- [Task instructions]:
Below are some records. Copy every line in them that holds "text".

- [Listed records]:

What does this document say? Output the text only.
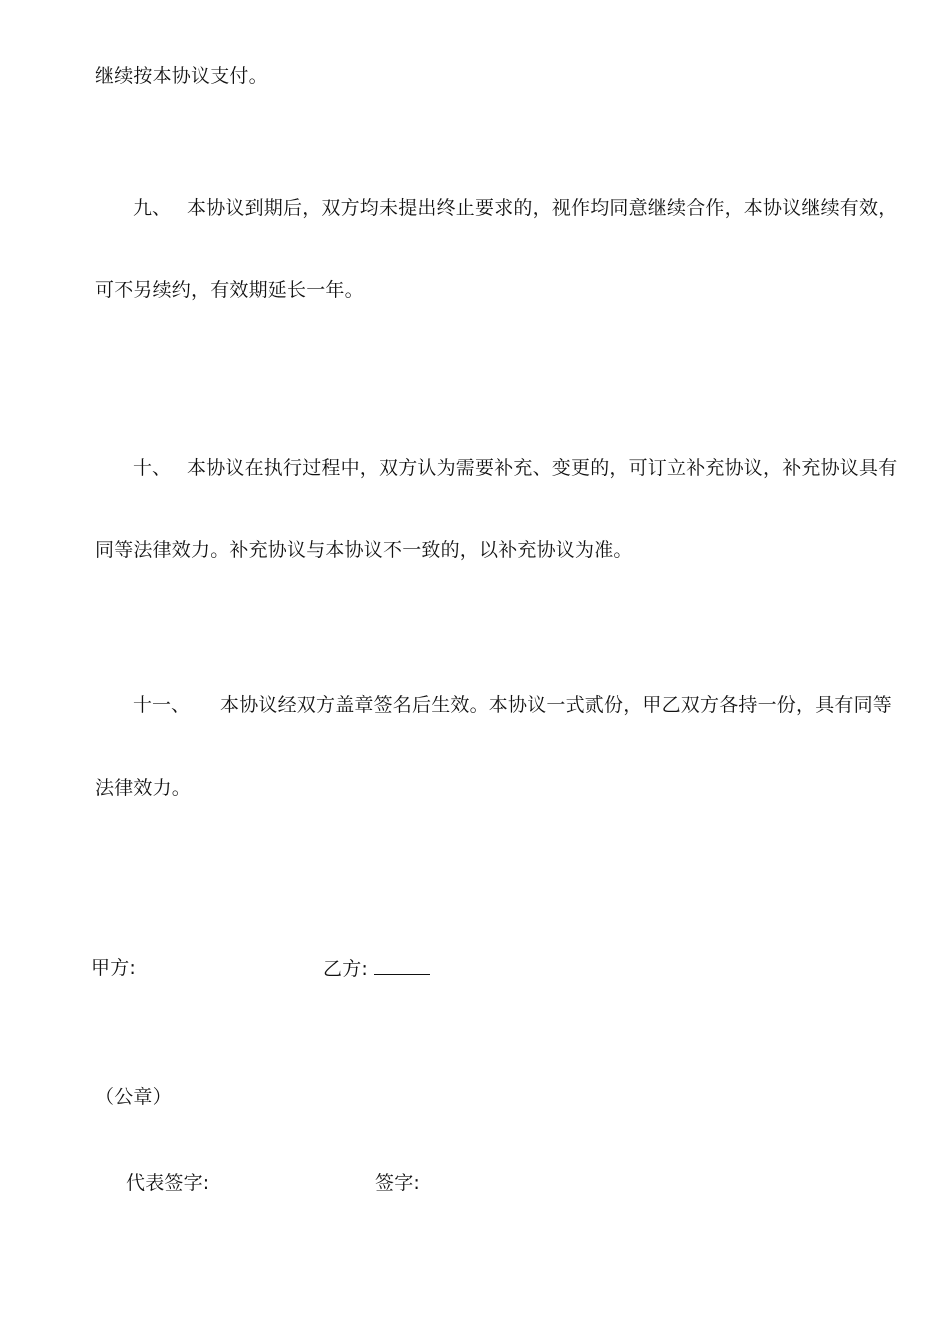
继续按本协议支付。
九、 本协议到期后，双方均未提出终止要求的，视作均同意继续合作，本协议继续有效，
可不另续约，有效期延长一年。
十、 本协议在执行过程中，双方认为需要补充、变更的，可订立补充协议，补充协议具有
同等法律效力。补充协议与本协议不一致的，以补充协议为准。
十一、 本协议经双方盖章签名后生效。本协议一式贰份，甲乙双方各持一份，具有同等
法律效力。
甲方:	乙方:
（公章）
代表签字:	签字:
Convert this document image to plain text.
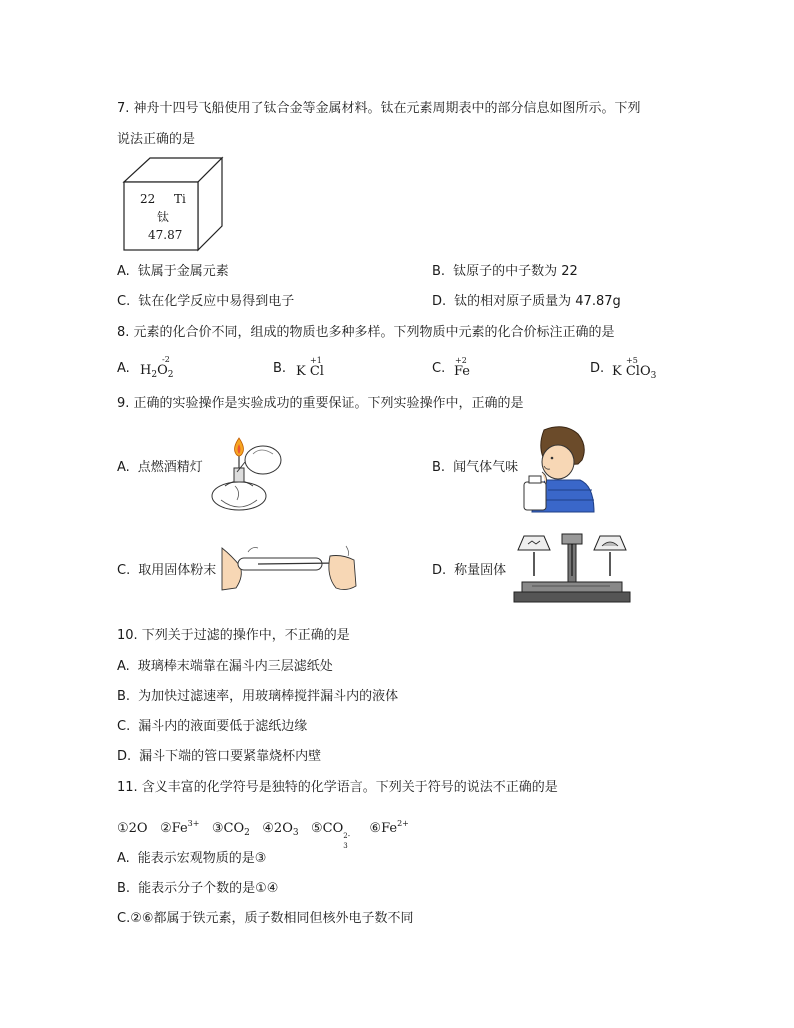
7. 神舟十四号飞船使用了钛合金等金属材料。钛在元素周期表中的部分信息如图所示。下列
说法正确的是
22 Ti
钛
47.87
A. 钛属于金属元素	B. 钛原子的中子数为 22
C. 钛在化学反应中易得到电子	D. 钛的相对原子质量为 47.87g
8. 元素的化合价不同，组成的物质也多种多样。下列物质中元素的化合价标注正确的是
A. $H_2O_2$
-2
B. K Cl
+1
C. Fe
+2
D. K ClO$_3$
+5
9. 正确的实验操作是实验成功的重要保证。下列实验操作中，正确的是
A. 点燃酒精灯	B. 闻气体气味
C. 取用固体粉末	D. 称量固体
10. 下列关于过滤的操作中，不正确的是
A. 玻璃棒末端靠在漏斗内三层滤纸处
B. 为加快过滤速率，用玻璃棒搅拌漏斗内的液体
C. 漏斗内的液面要低于滤纸边缘
D. 漏斗下端的管口要紧靠烧杯内壁
11. 含义丰富的化学符号是独特的化学语言。下列关于符号的说法不正确的是
①2O $②Fe^{3+}$ $③CO_2$ $④2O_3$ ⑤CO 2-
3
$⑥Fe^{2+}$
A. 能表示宏观物质的是③
B. 能表示分子个数的是①④
C.②⑥都属于铁元素，质子数相同但核外电子数不同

- [Final result]:
What does this document say? Output the text only.
Convert this document image to plain text.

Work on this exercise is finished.